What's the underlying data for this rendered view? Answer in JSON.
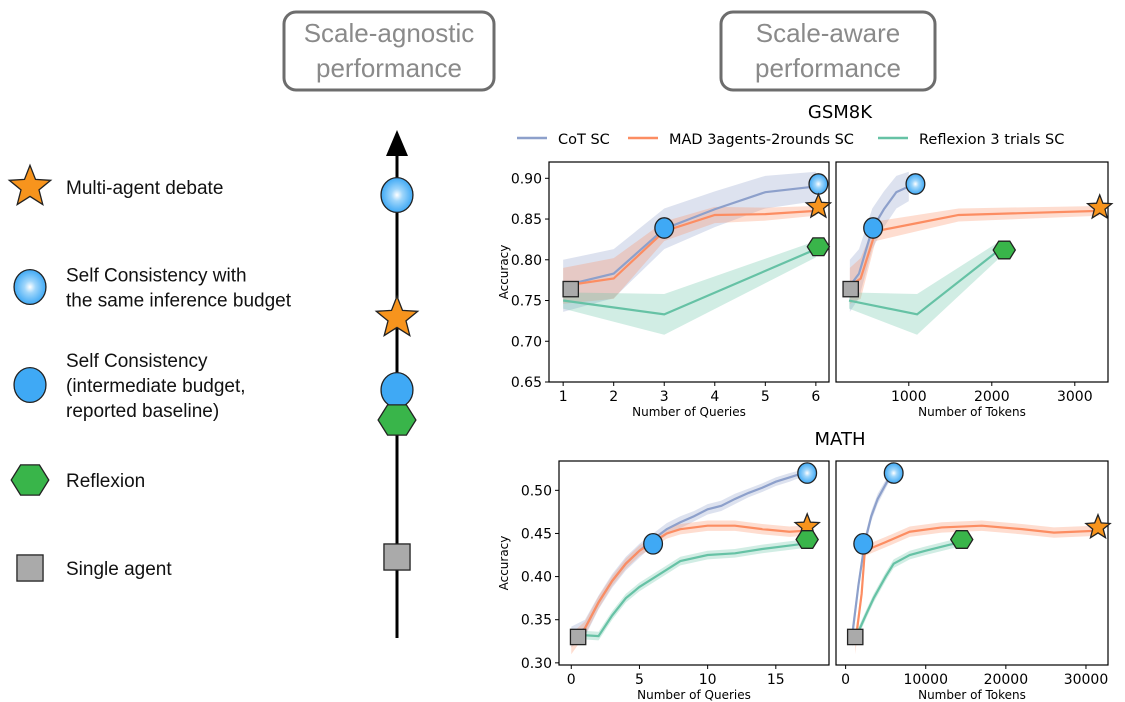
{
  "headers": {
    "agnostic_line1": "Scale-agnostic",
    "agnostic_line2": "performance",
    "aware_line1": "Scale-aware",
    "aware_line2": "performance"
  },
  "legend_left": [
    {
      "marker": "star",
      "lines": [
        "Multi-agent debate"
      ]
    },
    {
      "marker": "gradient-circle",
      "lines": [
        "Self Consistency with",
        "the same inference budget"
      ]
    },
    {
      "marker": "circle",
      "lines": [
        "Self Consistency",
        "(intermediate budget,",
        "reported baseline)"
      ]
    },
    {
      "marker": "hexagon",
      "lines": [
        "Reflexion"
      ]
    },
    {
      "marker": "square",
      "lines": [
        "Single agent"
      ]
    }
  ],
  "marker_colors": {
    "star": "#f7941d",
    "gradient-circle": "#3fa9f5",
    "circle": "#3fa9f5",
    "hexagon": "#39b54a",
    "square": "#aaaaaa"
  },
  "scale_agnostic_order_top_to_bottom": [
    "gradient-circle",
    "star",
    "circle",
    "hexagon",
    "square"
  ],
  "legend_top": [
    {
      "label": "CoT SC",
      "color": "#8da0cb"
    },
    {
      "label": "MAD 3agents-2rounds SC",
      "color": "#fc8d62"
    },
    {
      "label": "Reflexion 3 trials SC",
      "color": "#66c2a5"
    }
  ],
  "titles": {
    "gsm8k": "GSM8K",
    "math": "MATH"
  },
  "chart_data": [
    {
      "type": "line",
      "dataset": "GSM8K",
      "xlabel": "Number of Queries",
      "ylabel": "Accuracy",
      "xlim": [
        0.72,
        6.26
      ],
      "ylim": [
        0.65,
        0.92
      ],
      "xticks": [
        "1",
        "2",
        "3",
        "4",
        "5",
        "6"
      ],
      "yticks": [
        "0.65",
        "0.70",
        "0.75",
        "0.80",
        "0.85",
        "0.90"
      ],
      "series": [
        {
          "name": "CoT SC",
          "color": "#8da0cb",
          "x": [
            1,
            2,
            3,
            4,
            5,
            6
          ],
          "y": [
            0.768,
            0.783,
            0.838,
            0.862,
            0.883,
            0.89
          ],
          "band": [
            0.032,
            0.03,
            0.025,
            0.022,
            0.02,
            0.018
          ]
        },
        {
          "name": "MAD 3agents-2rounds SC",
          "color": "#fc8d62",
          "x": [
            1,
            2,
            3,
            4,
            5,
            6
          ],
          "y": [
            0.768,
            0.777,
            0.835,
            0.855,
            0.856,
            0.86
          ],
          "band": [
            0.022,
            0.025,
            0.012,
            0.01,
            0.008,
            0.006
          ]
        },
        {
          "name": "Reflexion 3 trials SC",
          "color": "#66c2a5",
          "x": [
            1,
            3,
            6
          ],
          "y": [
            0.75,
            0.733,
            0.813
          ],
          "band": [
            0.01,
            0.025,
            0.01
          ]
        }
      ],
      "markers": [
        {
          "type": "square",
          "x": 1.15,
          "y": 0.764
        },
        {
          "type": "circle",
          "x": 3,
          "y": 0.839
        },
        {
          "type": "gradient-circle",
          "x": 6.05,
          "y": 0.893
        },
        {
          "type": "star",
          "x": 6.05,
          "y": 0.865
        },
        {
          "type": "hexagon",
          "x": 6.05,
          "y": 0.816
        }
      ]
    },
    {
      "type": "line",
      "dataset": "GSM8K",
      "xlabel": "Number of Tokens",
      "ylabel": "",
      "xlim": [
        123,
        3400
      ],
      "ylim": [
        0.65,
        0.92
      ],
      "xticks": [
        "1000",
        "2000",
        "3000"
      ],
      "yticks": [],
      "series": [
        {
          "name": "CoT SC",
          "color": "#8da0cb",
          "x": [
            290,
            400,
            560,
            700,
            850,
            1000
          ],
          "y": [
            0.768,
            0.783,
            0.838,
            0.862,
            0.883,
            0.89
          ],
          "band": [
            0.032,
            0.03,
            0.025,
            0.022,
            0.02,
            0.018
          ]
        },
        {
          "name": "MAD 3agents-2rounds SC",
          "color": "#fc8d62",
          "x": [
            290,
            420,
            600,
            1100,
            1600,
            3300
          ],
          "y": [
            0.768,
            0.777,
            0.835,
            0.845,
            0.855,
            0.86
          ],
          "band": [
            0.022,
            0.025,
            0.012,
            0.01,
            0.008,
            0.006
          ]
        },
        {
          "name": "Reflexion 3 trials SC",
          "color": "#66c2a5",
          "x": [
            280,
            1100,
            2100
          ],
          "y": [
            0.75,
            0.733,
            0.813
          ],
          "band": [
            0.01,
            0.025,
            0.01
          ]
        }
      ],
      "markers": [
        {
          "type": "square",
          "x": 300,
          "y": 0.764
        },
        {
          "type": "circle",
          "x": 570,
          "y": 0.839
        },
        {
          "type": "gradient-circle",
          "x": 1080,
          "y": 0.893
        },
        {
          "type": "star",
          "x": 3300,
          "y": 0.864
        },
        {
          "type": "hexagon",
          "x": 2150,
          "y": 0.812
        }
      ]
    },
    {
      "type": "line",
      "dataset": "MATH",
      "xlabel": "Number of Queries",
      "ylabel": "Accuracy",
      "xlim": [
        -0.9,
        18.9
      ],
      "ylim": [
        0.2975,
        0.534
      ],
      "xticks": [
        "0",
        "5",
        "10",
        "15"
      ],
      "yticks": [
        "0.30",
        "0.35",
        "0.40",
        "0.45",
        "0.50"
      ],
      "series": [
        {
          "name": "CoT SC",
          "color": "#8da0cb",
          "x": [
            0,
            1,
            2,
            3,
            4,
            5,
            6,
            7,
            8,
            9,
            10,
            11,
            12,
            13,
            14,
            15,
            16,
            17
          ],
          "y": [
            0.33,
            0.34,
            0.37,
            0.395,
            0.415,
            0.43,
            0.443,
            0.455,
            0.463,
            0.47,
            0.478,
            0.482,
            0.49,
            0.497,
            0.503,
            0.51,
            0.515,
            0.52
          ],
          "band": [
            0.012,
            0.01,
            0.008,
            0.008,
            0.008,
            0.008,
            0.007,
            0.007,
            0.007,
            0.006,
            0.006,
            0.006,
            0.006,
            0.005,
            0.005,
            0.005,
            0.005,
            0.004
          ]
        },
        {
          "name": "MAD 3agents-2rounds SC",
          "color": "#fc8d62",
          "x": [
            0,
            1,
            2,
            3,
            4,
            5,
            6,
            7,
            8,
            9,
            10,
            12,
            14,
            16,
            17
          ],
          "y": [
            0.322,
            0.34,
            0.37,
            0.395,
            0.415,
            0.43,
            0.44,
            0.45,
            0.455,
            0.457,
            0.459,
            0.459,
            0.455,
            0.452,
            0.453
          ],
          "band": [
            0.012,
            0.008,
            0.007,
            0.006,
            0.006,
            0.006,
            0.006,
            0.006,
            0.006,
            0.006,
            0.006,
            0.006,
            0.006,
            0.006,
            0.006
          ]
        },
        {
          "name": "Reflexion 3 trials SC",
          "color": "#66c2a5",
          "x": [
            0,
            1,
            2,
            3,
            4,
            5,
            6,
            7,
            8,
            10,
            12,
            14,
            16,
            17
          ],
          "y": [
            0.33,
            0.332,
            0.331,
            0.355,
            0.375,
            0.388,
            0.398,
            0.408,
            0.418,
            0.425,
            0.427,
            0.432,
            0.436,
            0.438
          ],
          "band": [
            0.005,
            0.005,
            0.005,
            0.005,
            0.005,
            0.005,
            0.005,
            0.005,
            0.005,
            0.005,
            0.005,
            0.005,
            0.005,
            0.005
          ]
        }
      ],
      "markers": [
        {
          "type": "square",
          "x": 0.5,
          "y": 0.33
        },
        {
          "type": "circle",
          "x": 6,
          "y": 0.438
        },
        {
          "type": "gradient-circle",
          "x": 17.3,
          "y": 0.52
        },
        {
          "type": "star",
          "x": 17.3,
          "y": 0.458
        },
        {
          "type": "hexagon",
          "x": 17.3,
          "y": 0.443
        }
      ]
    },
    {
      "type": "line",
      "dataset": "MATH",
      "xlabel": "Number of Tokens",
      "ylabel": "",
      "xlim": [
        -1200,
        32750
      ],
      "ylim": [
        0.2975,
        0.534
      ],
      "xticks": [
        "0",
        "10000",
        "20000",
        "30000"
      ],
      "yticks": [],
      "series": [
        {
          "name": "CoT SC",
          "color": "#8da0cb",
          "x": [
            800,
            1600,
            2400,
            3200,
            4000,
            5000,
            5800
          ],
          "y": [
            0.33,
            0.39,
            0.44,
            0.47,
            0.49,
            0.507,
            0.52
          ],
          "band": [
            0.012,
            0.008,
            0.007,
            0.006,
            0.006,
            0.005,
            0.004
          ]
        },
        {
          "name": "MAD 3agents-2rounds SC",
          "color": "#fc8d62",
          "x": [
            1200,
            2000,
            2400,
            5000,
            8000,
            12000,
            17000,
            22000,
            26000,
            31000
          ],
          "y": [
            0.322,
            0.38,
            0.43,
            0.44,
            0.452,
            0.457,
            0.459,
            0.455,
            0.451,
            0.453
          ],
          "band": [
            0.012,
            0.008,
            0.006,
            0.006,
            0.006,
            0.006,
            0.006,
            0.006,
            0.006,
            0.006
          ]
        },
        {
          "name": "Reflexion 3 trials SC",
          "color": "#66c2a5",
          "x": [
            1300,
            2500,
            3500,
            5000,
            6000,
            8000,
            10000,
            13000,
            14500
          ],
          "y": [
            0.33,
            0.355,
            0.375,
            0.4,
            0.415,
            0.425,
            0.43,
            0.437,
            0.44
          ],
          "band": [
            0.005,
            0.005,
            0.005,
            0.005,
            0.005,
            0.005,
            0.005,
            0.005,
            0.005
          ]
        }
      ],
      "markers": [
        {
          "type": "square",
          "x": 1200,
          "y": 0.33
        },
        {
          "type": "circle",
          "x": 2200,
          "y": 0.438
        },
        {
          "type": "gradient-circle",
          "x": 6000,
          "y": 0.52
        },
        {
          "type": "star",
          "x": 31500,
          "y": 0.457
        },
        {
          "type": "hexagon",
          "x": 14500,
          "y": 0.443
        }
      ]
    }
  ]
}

_ _ _ _

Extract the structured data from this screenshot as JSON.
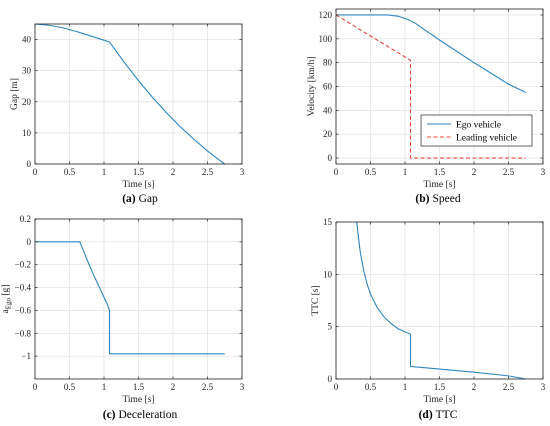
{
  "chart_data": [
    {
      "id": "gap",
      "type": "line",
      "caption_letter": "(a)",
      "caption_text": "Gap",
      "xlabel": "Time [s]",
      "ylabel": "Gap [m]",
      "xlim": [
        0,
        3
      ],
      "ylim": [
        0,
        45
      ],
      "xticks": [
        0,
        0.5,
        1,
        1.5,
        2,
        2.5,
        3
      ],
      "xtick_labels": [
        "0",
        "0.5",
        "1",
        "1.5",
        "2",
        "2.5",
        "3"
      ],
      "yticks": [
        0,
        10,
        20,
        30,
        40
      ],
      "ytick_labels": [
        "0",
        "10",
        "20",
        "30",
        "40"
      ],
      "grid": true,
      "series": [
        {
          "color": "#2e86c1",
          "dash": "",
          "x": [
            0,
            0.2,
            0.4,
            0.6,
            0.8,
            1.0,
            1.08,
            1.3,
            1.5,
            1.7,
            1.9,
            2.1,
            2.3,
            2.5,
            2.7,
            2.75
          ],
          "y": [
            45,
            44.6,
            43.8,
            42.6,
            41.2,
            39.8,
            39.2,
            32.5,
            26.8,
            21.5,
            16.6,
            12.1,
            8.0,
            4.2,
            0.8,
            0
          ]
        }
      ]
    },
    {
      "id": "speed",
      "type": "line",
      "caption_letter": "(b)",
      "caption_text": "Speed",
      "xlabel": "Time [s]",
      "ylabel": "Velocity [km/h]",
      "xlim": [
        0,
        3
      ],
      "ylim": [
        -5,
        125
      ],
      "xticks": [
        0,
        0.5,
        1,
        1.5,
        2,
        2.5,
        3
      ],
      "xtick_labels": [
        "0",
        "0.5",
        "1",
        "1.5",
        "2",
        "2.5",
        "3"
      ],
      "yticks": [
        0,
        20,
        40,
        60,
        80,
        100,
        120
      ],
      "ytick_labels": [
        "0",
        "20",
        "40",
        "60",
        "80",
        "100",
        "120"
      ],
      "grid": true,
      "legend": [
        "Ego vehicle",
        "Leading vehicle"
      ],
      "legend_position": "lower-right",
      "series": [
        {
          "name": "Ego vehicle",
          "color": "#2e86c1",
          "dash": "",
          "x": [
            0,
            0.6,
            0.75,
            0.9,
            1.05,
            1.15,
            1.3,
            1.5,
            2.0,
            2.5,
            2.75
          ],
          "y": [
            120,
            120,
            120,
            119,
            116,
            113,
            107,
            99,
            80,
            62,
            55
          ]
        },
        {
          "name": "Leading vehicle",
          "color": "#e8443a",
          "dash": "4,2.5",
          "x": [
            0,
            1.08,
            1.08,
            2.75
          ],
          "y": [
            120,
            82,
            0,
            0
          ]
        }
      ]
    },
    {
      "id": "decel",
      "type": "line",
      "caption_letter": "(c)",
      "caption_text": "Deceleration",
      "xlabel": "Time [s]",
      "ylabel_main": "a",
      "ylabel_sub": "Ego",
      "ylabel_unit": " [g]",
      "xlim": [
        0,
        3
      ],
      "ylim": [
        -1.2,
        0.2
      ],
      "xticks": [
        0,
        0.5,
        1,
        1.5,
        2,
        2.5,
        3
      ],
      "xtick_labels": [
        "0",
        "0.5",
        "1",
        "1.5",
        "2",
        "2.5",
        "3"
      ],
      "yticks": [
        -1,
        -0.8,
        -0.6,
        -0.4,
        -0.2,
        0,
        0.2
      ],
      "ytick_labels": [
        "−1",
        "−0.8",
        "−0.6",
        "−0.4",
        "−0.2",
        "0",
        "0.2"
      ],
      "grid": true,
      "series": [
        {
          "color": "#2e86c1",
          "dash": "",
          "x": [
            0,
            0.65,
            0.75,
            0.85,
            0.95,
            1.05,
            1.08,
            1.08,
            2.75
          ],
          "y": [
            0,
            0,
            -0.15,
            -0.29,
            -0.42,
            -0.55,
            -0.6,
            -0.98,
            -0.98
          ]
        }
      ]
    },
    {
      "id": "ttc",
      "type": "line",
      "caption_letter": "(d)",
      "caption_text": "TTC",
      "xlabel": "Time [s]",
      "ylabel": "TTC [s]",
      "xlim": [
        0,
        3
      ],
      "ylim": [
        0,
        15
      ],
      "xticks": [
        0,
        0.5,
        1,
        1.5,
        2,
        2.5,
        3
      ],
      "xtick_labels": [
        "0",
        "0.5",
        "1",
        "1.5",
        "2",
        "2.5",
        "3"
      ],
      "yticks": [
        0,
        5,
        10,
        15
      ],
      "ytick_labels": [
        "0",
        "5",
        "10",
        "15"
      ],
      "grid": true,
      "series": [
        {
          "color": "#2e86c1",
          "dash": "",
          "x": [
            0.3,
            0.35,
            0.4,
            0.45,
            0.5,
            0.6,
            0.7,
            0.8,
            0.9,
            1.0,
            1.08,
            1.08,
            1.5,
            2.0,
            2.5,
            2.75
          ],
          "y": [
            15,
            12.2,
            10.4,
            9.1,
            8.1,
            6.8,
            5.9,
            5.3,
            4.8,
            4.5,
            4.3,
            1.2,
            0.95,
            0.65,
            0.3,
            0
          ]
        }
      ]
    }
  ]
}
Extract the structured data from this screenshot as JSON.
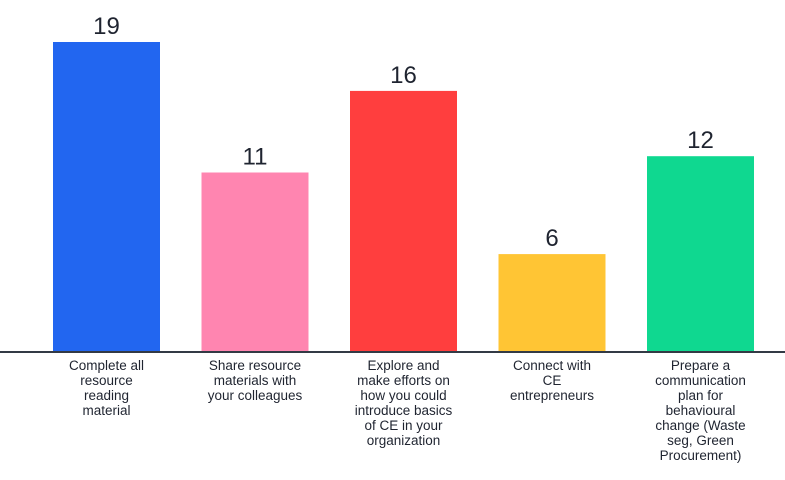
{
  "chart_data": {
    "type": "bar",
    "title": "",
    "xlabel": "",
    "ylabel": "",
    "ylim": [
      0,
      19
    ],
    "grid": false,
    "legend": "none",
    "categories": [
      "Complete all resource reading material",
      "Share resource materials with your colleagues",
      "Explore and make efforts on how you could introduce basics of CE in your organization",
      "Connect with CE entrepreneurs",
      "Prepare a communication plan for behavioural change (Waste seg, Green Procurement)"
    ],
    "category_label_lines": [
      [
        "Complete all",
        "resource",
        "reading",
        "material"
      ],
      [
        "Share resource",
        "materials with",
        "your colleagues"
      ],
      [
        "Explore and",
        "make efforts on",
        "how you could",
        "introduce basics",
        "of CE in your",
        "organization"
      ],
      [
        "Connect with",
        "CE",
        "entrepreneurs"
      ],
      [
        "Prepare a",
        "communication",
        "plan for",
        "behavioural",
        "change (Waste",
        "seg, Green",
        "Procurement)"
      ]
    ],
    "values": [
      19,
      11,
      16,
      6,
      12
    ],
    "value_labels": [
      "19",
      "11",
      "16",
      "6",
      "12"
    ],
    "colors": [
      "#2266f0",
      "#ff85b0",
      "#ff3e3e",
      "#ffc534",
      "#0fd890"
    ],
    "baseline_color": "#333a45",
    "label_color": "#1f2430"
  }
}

_ _ _ _

• Problem requirements: Pull every line containing the word "communication" out of the entries above.

• Worked answer:
      "Prepare a communication plan for behavioural change (Waste seg, Green Procurement)"
        "communication",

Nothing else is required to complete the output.